WRITTEN TASK 1
In the Malvern Town F.C. article, turn the paragraph that begins "In 1979 Malvern transferred" into a short bulleted list that keeps its main facts.
WRITTEN TASK 2
According to the Malvern Town F.C. article, what was the club called when it was founded in 1946?
WRITTEN TASK 3
Write the next part of the Malvern Town F.C. article, picking up after its last sentence.

EXCERPT PROVIDED
§ §
Malvern Town
- Full name: Malvern Town Football Club
- Nickname: The Hillsiders
- Founded: 1946
- Ground: Langland Stadium, Malvern
- Capacity: 2,500
- Chairman: Chris Pinder
- Manager: Lee Hooper
- League: Southern League Premier Division South
- 2025–26: Southern League Division One South, 3rd of 22 (promoted via play-offs)
| Home colours | Away colours |

= Malvern Town F.C. =

Association football club in England

Malvern Town Football Club is a football club based in Malvern, Worcestershire, England. They are currently members of the and play at the Langland Stadium.

==History==
The club was established in 1946 as Barnards Green Football Club. They joined the Worcester League, where they played until moving up to the Worcestershire Combination in 1955, going on to win the league at the first attempt. The club also won the Worcestershire Junior Cup and retained the trophy for the next two season, before winning it again in 1961–62. In 1967 the Worcestershire Combination was renamed the Midland Combination. The club won the inaugural Worcestershire Senior Urn in 1973–74, before retaining it for the next two seasons; they also finished as runners-up in the Midland Combination in 1973–74.

In 1979 Malvern transferred to the Premier Division of the West Midlands (Regional) League. Despite finishing bottom of the division in 1982–83, the club avoided being relegated. However, they were relegated to Division One at the end of the 1991–92 season. Despite only finishing ninth in Division One in 1993–94, the club were promoted back to the Premier Division. In 2003–04 they won the Premier Division title, earning promotion to the Midland Alliance. A third-place finish in the Alliance in 2005–06 saw the club promoted to Division One Midlands of the Southern League.
§ §
(Collected data)
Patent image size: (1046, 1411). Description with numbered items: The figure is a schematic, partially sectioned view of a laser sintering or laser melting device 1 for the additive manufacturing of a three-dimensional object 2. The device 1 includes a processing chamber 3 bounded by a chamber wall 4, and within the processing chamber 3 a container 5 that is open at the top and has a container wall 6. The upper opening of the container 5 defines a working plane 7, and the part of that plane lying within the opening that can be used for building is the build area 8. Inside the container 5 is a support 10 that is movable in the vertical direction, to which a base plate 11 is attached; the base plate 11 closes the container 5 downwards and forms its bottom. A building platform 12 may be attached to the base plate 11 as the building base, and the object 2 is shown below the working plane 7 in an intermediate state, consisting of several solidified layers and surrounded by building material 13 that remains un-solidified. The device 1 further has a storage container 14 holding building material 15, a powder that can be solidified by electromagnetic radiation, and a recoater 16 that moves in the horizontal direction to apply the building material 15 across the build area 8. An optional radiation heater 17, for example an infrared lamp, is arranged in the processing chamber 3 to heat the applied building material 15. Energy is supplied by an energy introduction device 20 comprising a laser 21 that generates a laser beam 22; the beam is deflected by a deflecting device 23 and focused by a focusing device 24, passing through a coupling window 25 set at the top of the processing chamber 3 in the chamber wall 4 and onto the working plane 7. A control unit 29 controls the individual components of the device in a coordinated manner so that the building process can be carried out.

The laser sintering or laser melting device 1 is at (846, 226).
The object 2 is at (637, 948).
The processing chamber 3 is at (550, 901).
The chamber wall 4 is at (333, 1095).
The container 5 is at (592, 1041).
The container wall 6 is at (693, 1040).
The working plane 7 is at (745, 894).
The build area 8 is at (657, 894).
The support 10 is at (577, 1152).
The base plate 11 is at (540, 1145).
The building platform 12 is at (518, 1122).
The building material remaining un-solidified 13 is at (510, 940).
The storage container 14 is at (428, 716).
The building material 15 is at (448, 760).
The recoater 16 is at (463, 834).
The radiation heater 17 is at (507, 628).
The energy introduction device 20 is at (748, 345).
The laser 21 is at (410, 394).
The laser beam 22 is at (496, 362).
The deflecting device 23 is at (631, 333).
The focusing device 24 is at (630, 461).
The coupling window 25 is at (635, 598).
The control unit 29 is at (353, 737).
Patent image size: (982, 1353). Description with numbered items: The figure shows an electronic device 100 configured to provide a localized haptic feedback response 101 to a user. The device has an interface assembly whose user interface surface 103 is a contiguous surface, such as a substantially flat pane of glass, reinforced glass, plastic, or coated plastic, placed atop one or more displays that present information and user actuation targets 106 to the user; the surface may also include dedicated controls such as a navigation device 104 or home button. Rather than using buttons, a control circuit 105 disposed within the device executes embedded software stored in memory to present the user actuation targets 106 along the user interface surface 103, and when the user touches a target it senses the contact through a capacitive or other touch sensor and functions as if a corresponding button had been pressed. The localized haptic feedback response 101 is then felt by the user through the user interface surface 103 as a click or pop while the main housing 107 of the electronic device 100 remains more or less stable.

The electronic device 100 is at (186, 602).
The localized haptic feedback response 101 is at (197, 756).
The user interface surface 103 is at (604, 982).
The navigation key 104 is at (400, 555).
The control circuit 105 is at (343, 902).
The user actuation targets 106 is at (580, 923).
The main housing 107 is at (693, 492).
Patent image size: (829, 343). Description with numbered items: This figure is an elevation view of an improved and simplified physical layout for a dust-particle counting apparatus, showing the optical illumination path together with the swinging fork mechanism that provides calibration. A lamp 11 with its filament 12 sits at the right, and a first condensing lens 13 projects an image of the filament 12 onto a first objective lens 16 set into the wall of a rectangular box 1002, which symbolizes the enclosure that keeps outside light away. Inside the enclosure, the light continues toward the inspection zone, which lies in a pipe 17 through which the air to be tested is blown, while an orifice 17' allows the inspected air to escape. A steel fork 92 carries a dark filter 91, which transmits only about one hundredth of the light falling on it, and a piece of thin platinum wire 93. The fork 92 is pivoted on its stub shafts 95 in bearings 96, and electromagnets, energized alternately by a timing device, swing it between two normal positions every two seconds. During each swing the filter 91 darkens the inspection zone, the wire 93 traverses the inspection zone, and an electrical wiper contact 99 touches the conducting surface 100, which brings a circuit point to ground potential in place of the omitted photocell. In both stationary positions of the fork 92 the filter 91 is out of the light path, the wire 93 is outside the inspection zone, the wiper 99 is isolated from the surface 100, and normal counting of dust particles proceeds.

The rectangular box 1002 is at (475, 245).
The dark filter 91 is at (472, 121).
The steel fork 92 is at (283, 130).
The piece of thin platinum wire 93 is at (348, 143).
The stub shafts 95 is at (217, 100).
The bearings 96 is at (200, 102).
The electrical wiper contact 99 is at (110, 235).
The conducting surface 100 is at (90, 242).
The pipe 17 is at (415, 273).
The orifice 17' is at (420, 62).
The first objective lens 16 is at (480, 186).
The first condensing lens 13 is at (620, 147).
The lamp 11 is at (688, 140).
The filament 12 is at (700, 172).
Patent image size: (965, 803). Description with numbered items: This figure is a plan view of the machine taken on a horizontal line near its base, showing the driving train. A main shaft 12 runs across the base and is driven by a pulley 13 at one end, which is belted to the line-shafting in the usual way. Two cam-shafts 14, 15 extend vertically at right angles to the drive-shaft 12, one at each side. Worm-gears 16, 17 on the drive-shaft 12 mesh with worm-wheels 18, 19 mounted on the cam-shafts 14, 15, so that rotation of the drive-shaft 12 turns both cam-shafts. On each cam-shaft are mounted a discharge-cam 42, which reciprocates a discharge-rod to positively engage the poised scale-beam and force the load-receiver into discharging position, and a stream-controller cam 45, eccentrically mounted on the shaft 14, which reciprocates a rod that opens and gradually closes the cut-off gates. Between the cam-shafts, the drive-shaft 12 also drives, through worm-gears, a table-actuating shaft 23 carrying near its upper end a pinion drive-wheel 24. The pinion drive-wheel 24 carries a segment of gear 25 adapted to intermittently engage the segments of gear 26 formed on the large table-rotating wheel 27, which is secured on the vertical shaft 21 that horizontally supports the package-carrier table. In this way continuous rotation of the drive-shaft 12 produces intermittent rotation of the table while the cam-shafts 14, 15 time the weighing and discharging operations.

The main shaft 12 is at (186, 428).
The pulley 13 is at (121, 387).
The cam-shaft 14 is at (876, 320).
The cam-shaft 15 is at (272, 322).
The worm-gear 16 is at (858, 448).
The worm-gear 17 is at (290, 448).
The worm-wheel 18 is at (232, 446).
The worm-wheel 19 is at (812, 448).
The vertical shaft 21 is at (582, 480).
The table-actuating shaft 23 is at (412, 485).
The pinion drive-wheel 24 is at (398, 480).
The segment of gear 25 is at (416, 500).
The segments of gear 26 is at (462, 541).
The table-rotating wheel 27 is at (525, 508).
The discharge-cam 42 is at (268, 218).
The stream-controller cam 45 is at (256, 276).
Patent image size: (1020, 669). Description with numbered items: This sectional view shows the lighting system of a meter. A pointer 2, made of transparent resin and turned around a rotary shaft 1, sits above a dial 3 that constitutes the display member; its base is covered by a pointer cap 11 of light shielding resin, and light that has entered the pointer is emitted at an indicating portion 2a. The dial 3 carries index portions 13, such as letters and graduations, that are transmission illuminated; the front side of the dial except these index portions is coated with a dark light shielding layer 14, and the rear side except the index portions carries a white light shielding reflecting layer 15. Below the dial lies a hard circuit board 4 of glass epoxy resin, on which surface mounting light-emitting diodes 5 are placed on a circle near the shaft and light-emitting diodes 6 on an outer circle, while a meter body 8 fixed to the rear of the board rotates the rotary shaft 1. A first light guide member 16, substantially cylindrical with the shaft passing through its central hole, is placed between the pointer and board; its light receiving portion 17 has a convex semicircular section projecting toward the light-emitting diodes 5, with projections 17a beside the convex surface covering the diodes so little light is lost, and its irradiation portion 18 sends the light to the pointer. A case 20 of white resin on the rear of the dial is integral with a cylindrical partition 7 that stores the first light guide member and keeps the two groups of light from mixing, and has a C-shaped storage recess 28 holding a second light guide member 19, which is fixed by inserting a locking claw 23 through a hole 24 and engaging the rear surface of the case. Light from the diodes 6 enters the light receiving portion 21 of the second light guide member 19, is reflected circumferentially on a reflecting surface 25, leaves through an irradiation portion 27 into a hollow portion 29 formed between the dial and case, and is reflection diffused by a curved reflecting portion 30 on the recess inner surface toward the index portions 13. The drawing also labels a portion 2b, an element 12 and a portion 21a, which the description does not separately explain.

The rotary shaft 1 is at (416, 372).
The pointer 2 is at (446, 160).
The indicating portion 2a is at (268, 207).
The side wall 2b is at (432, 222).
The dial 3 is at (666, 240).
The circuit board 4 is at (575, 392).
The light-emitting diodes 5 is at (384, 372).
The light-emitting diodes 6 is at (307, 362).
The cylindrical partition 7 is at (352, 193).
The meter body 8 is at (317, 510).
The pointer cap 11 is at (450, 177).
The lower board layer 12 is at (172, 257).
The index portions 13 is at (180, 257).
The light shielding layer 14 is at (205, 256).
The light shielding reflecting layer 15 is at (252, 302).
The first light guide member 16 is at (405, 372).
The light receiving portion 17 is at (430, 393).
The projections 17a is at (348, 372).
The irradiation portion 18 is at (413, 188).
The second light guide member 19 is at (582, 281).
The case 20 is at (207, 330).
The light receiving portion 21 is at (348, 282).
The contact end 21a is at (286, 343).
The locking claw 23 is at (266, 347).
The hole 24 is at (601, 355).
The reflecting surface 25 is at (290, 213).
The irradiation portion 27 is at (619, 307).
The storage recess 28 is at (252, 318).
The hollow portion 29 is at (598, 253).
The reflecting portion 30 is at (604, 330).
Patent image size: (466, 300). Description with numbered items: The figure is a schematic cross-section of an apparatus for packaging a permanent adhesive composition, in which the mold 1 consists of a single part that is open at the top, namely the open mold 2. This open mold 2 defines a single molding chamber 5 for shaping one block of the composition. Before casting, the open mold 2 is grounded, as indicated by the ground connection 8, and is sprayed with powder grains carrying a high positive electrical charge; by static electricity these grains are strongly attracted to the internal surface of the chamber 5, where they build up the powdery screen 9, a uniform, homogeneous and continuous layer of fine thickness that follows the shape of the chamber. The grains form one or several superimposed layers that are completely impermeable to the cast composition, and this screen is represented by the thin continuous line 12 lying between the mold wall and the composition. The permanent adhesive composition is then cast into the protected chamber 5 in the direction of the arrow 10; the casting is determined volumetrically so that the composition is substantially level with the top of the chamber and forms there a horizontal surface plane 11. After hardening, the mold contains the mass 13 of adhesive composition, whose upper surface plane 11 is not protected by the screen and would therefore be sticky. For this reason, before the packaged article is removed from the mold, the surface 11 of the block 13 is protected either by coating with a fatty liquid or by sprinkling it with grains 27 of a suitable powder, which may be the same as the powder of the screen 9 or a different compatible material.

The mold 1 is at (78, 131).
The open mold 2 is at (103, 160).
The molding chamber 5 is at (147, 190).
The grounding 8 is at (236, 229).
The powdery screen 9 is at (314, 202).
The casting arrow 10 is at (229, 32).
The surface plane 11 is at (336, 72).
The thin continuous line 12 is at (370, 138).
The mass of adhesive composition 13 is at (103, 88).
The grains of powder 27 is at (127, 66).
§ §
TASK RESULT 1
- 1979: Malvern moved to the Premier Division of the West Midlands (Regional) League.
- 1982–83: The club finished bottom of the division but was not relegated.
- 1991–92: The club was relegated to Division One.
- 1993–94: Despite finishing only ninth in Division One, the club was promoted back to the Premier Division.
- 2003–04: The club won the Premier Division title and was promoted to the Midland Alliance.
- 2005–06: A third-place finish in the Alliance brought promotion to Division One Midlands of the Southern League.

TASK RESULT 2
Barnards Green Football Club.

TASK RESULT 3
Malvern finished bottom of Division One Midlands in 2008–09 and were relegated back to the Midland Alliance. Two seasons later they finished bottom of the Midland Alliance and were relegated to the Premier Division of the West Midlands (Regional) League. The club won the Worcestershire Senior Urn for an eighth time in 2014–15. At the end of the 2018–19 season the club were transferred to Division One West of the Hellenic League. In 2021 they were promoted to the Premier Division based on their results in the abandoned 2019–20 and 2020–21 seasons. The club were runners-up in the Premier Division in 2022–23, qualifying for an inter-step play-off against Highworth Town of Division One Central of the Southern League. Malvern won the match 4–1 and were promoted to Division One South of the Southern League.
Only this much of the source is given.